Records from a data source
━━━━━━━━

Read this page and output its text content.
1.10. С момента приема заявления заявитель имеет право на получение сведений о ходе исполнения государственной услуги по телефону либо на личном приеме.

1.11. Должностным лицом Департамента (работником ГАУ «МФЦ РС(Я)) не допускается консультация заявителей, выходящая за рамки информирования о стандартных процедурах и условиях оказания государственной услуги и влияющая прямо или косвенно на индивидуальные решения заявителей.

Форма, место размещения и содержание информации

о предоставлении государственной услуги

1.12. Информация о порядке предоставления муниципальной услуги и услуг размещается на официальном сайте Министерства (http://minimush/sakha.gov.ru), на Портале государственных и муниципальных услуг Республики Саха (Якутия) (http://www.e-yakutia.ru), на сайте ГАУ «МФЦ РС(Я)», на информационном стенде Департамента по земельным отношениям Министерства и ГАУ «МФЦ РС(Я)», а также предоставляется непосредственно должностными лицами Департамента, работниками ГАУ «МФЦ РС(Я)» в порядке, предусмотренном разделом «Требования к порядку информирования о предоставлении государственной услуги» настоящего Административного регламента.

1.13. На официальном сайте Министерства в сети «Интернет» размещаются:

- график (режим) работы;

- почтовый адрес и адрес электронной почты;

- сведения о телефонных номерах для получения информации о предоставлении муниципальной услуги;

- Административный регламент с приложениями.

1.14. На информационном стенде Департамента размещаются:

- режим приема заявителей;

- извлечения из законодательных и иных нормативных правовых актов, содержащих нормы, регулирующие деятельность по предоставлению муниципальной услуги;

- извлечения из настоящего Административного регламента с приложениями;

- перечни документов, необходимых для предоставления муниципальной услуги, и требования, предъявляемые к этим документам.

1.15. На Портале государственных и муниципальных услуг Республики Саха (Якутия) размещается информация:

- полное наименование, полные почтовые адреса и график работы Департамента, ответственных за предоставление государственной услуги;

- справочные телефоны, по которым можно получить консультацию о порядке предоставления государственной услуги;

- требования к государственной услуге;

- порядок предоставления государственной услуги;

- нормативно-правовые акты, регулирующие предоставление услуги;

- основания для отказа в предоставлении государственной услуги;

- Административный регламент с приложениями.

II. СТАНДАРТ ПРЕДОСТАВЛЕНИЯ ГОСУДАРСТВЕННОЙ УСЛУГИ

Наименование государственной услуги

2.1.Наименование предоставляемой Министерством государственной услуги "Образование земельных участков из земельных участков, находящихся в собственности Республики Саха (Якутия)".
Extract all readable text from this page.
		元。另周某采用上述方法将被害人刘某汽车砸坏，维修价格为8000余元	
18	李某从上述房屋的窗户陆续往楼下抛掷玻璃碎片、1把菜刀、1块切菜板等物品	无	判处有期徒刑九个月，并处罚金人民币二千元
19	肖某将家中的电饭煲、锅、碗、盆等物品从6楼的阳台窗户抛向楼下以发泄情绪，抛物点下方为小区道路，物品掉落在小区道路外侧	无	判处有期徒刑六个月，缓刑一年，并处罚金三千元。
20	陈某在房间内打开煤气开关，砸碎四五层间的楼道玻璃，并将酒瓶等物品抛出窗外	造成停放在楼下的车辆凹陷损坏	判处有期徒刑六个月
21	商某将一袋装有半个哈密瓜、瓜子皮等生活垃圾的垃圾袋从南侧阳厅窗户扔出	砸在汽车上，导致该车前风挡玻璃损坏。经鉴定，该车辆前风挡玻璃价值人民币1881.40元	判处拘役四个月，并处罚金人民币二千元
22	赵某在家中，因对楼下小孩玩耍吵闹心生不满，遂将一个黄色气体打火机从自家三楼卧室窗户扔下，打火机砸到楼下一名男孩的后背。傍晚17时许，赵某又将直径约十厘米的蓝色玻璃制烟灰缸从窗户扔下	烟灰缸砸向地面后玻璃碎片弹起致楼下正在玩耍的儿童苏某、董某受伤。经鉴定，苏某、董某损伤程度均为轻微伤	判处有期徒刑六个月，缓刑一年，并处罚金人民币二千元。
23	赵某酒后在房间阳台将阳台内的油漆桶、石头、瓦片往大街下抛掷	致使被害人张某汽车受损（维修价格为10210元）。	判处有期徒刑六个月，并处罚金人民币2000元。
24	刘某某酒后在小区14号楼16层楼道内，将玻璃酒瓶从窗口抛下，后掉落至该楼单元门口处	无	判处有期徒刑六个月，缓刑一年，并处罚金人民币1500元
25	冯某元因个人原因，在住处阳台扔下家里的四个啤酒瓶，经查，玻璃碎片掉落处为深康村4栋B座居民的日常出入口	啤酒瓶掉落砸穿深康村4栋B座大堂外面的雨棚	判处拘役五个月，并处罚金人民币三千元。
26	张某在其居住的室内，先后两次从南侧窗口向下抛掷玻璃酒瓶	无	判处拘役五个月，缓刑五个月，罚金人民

━━━━━━━━

* Brief *
Collect every line with the string "сайте" from the records, and copy each.

* Task answer *
1.12. Информация о порядке предоставления муниципальной услуги и услуг размещается на официальном сайте Министерства (http://minimush/sakha.gov.ru), на Портале государственных и муниципальных услуг Республики Саха (Якутия) (http://www.e-yakutia.ru), на сайте ГАУ «МФЦ РС(Я)», на информационном стенде Департамента по земельным отношениям Министерства и ГАУ «МФЦ РС(Я)», а также предоставляется непосредственно должностными лицами Департамента, работниками ГАУ «МФЦ РС(Я)» в порядке, предусмотренном разделом «Требования к порядку информирования о предоставлении государственной услуги» настоящего Административного регламента.
1.13. На официальном сайте Министерства в сети «Интернет» размещаются:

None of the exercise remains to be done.